[Stored records]
###

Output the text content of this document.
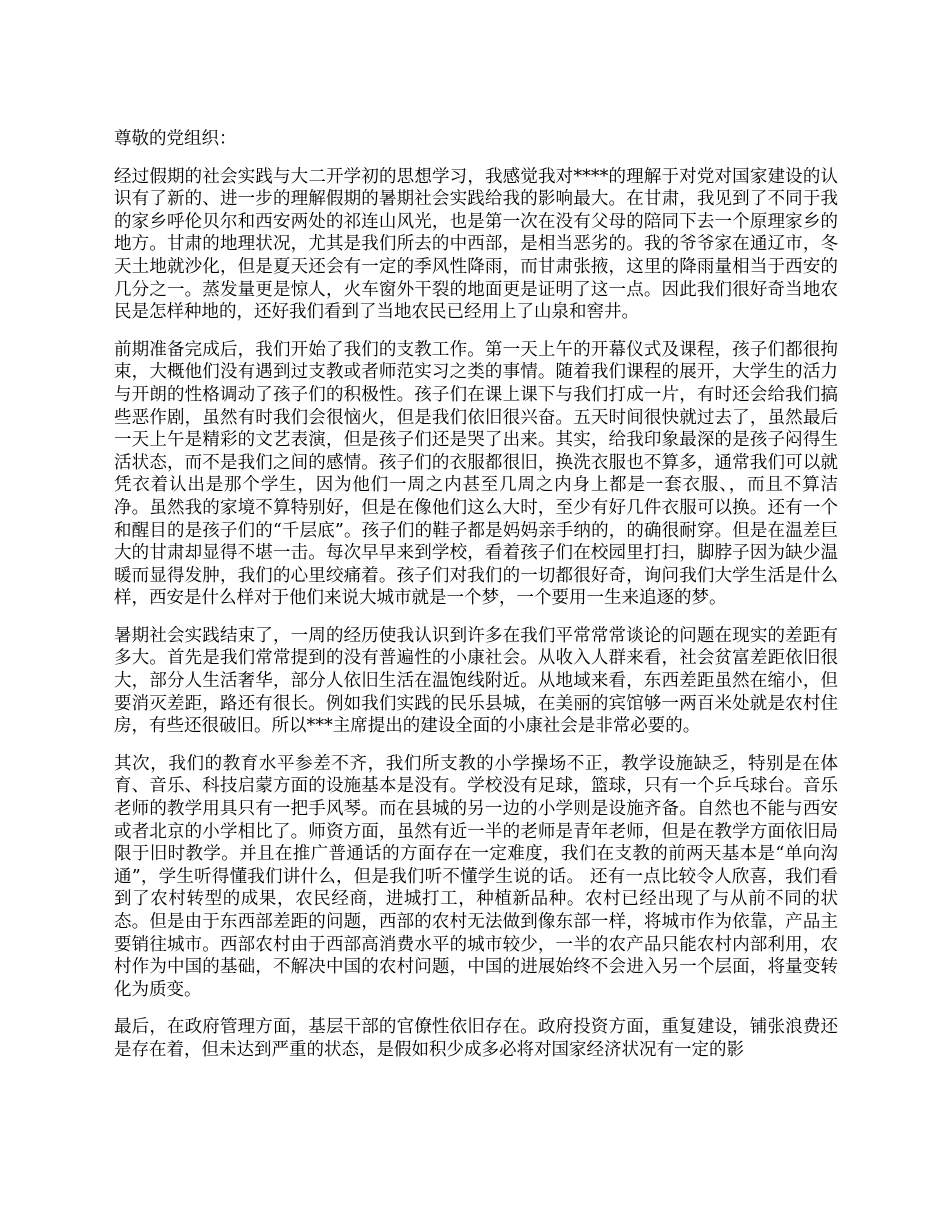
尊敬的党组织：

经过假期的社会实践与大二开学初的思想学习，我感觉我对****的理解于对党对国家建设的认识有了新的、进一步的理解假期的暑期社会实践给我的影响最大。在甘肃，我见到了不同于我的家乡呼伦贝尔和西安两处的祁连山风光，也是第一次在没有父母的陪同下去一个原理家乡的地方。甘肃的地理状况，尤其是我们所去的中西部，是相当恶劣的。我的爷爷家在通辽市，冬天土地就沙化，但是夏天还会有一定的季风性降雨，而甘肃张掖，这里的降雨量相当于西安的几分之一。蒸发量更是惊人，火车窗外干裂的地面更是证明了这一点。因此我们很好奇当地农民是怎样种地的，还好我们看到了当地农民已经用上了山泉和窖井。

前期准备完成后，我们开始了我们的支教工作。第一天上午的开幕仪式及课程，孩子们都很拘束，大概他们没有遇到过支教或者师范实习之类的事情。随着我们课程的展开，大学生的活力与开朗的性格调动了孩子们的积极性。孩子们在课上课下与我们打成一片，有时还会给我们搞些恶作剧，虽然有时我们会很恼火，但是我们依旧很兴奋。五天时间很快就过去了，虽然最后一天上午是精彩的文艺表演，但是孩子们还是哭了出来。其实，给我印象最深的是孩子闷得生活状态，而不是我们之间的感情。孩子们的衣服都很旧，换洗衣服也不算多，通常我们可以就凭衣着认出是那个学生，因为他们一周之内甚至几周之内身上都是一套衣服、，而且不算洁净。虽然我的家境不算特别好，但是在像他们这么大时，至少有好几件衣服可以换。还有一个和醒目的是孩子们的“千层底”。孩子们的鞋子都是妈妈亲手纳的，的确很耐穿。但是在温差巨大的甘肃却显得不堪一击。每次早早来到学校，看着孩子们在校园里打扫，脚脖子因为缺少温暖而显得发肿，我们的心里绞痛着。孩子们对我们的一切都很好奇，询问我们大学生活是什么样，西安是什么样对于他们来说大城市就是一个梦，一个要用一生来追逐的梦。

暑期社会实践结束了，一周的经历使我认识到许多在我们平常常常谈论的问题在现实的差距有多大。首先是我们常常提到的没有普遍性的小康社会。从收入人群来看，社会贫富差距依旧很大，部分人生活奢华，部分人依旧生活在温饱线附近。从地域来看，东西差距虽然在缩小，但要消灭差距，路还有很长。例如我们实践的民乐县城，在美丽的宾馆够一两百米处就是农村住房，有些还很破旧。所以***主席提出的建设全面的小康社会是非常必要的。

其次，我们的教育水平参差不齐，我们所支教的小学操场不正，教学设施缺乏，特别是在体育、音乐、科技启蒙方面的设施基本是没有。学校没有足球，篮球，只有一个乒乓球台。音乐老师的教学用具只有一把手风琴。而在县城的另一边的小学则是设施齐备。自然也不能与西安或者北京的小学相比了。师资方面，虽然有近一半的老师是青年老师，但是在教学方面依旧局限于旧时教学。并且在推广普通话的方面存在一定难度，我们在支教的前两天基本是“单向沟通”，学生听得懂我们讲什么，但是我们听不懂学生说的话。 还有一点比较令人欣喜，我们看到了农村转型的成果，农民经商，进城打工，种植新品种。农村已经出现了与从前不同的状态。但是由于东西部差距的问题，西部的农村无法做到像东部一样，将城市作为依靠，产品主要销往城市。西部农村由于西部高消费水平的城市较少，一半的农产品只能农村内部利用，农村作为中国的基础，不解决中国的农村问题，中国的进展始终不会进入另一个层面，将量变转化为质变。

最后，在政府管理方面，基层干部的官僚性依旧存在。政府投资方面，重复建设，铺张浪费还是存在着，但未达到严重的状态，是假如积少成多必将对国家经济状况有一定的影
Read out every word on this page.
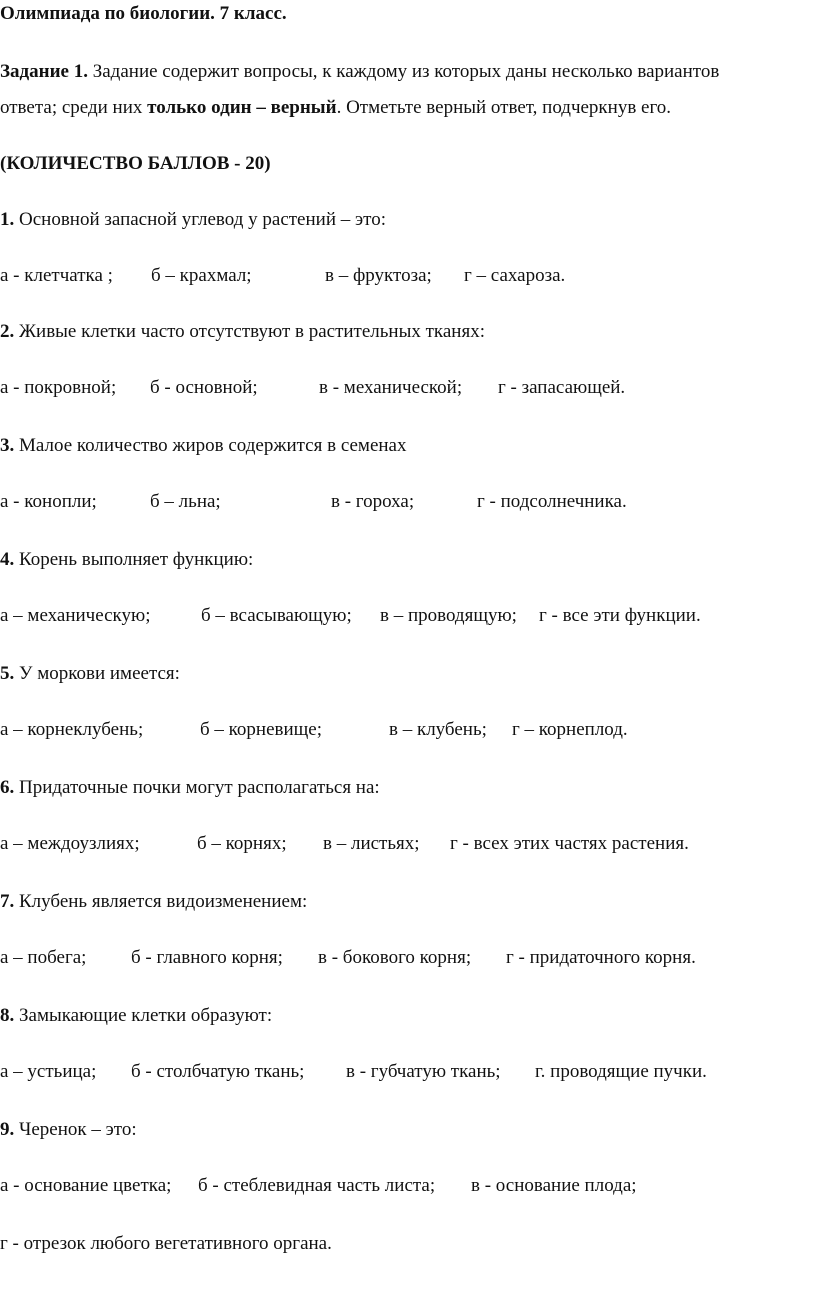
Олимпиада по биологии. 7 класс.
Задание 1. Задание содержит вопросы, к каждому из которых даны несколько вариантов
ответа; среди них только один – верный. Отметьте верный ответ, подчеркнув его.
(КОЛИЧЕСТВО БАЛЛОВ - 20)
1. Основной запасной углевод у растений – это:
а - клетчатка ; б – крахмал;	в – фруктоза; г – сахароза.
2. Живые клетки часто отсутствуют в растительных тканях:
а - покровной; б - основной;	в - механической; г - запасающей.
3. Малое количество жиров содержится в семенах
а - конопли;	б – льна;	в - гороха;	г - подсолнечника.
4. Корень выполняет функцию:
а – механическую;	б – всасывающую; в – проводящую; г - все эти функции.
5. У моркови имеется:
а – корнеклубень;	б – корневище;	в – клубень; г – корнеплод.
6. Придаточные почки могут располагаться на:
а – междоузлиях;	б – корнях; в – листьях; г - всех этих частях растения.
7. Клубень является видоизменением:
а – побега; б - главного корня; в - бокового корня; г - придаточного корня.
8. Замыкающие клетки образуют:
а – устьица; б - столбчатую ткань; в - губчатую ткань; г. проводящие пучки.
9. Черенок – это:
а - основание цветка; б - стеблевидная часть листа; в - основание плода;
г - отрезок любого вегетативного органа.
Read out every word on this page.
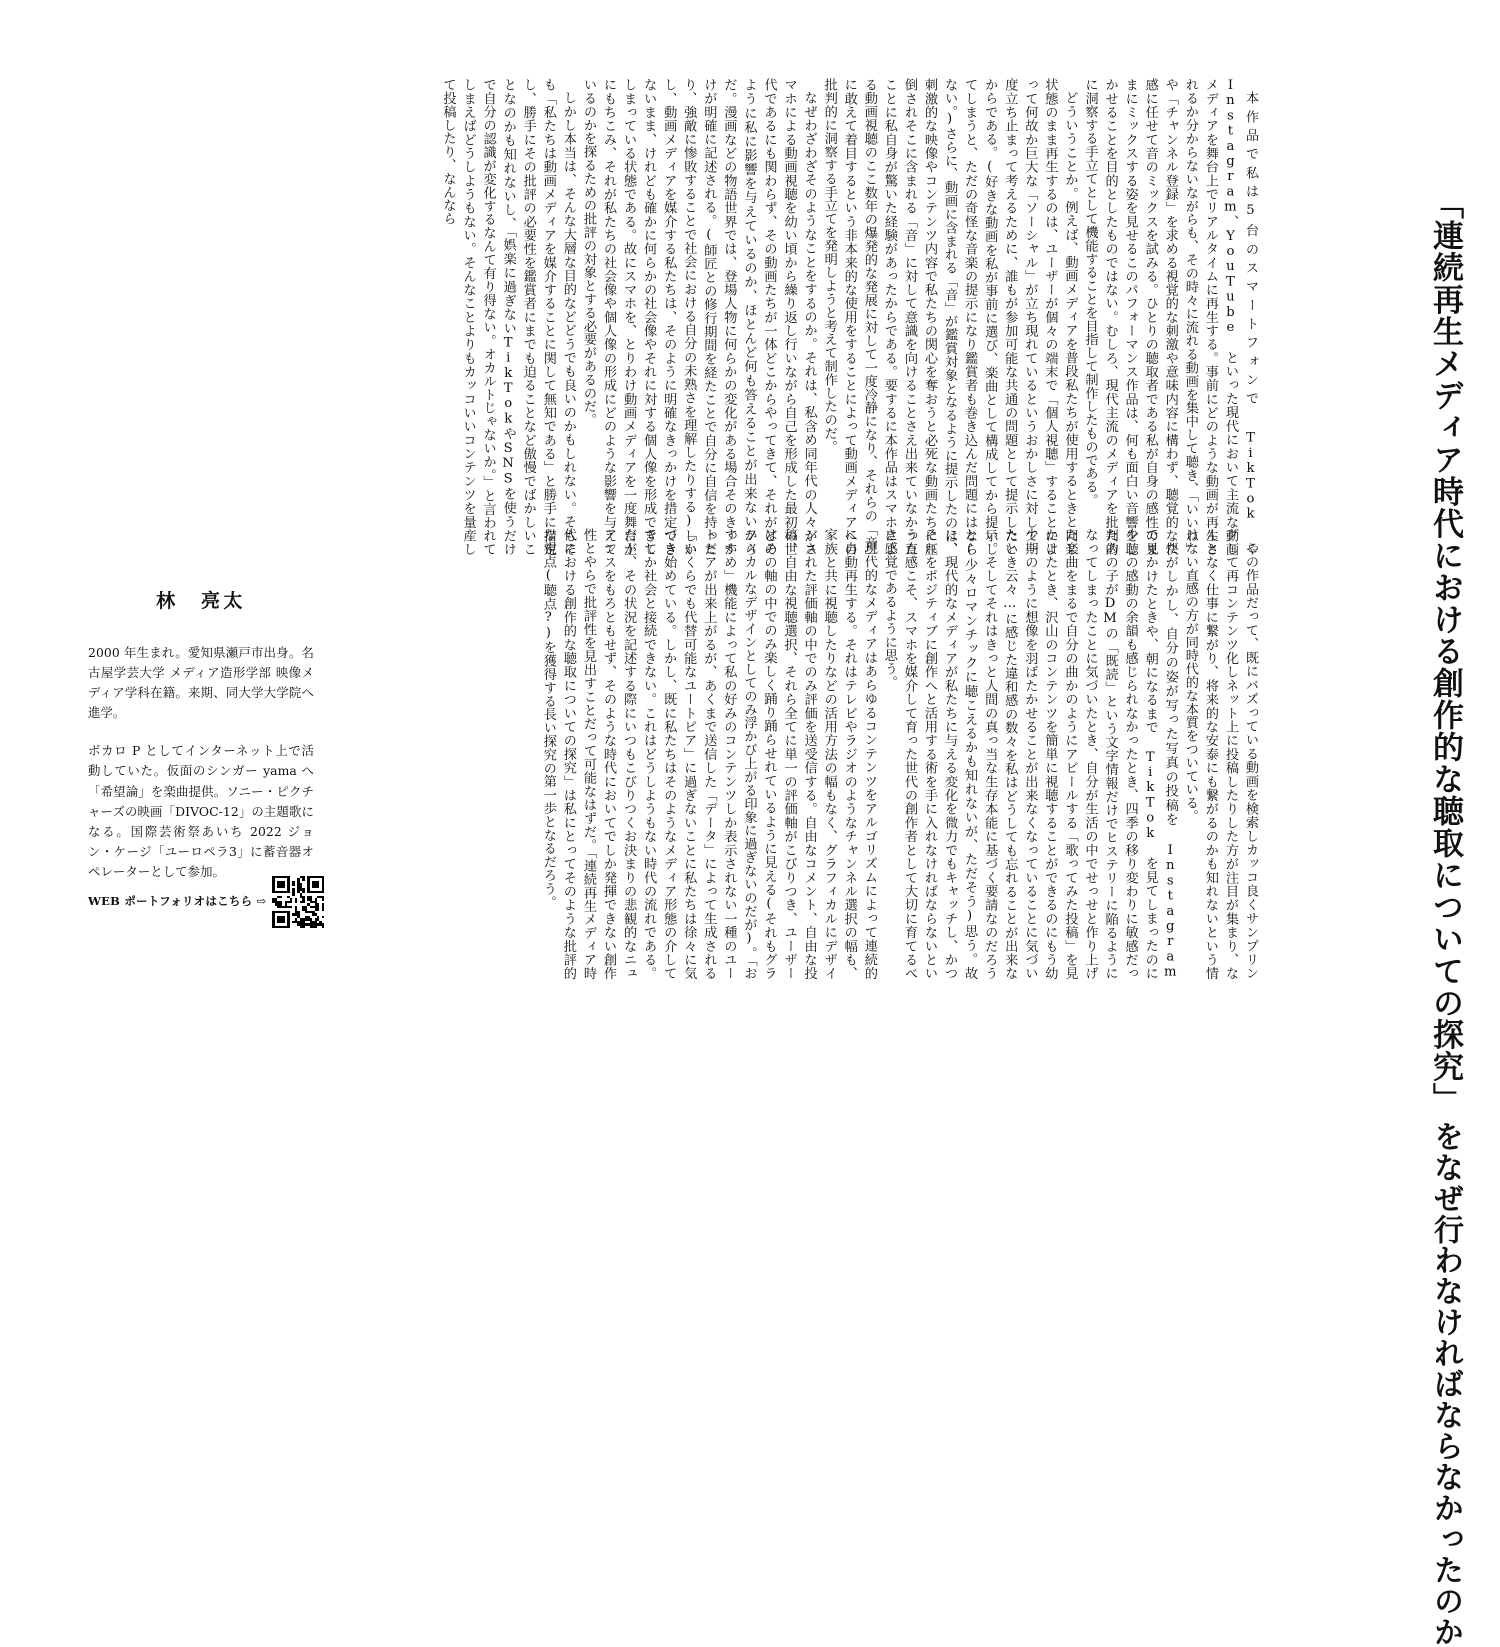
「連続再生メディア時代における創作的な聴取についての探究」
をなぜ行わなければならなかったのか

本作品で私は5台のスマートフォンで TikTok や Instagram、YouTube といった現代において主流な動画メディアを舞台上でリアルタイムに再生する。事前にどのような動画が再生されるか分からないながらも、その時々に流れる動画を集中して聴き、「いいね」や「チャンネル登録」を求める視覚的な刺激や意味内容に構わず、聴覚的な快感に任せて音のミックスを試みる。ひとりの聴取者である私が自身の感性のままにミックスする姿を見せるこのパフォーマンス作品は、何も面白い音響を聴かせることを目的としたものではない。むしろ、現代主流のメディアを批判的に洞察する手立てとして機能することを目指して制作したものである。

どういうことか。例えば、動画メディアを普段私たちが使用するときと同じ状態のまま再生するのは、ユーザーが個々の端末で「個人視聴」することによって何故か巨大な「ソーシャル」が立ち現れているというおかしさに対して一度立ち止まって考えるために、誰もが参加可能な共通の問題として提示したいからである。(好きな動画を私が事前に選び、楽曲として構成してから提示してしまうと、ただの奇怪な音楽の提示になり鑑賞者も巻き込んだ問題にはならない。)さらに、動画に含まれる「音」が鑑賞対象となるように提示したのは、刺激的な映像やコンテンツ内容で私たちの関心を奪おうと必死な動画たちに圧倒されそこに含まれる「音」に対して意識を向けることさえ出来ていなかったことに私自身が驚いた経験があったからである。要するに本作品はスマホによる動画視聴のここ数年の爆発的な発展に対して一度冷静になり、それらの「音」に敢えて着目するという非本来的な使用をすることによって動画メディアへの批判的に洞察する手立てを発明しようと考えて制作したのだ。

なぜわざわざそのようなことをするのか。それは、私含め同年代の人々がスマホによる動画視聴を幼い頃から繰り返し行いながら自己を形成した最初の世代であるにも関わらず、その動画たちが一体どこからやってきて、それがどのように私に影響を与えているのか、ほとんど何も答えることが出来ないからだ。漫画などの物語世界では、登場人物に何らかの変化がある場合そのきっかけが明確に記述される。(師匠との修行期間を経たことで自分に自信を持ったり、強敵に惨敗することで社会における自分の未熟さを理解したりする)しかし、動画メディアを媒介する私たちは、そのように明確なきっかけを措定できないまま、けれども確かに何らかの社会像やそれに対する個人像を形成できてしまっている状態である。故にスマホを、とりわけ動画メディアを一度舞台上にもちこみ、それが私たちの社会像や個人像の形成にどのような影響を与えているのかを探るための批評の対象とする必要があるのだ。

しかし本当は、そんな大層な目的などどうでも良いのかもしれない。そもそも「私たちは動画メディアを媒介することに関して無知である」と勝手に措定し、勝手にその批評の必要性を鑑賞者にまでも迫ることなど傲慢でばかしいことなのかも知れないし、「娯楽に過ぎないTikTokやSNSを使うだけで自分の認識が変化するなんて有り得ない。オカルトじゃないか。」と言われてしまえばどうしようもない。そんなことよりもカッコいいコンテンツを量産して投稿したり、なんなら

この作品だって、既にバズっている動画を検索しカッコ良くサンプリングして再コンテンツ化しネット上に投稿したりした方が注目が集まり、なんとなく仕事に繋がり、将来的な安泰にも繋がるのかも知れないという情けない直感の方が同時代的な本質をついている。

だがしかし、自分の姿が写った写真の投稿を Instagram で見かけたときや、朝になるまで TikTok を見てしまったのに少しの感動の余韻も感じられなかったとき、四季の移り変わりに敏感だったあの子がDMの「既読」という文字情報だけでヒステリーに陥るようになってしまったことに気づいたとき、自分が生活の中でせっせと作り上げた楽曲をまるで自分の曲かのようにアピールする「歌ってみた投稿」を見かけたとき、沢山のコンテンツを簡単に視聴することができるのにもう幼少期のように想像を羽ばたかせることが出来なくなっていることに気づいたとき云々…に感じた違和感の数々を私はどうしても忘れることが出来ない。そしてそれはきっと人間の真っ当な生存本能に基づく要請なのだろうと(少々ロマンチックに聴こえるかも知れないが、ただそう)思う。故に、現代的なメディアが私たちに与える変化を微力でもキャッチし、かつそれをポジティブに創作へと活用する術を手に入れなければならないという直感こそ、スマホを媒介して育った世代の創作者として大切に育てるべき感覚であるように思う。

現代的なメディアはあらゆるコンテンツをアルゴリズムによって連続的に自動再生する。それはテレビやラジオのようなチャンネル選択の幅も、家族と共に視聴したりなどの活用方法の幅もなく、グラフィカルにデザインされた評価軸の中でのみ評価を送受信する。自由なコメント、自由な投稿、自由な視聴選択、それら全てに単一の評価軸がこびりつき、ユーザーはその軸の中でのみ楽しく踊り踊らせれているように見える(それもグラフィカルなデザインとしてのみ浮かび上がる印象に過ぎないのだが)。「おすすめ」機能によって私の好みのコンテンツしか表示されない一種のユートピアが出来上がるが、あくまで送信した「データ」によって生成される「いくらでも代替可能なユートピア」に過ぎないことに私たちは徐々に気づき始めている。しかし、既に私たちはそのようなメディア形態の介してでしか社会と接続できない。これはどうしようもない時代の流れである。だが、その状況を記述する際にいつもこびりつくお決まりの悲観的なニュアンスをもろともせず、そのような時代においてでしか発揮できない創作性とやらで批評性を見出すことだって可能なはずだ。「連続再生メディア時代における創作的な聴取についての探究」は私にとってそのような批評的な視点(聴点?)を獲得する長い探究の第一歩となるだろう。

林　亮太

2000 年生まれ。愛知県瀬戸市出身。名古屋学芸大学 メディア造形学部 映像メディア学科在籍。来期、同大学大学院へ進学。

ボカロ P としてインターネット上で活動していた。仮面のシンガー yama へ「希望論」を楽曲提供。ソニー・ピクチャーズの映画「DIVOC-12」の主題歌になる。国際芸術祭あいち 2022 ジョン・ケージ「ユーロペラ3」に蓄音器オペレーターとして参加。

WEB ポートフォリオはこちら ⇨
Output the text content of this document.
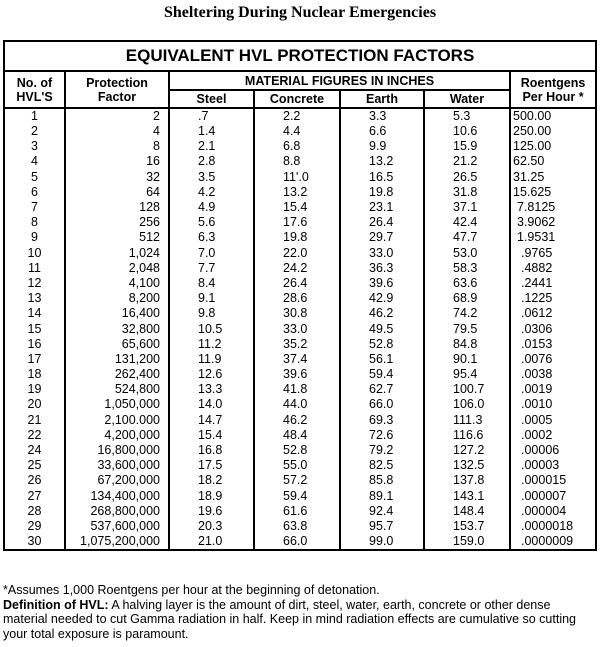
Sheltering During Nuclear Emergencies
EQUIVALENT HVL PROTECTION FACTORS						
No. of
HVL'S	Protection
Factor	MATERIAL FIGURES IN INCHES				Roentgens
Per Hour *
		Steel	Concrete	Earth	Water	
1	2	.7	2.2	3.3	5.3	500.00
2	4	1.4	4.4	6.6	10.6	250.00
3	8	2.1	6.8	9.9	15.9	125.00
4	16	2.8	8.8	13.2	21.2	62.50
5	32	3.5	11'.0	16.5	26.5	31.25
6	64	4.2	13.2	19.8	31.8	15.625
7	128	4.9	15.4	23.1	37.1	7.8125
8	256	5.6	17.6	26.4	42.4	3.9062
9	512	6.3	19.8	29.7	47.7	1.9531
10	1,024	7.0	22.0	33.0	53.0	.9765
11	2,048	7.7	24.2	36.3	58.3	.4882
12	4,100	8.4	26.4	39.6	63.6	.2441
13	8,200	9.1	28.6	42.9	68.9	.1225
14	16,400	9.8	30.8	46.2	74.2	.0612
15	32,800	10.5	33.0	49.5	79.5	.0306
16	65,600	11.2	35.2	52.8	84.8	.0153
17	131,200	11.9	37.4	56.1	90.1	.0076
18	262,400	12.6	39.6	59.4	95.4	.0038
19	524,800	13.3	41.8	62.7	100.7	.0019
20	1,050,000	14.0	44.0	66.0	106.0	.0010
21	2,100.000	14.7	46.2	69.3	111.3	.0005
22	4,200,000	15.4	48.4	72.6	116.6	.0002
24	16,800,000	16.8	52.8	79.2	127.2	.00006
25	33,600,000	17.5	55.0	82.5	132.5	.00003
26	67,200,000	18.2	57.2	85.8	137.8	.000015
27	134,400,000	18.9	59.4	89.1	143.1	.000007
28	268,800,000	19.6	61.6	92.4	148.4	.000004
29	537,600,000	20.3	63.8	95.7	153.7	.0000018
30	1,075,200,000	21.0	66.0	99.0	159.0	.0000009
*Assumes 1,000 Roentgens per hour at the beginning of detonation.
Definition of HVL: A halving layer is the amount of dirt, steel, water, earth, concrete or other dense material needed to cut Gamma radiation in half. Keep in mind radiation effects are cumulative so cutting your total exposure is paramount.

###

• **Problem details**
Extract all lines containing the word "клетки".

• **Task output**
2. Живые клетки часто отсутствуют в растительных тканях:
8. Замыкающие клетки образуют:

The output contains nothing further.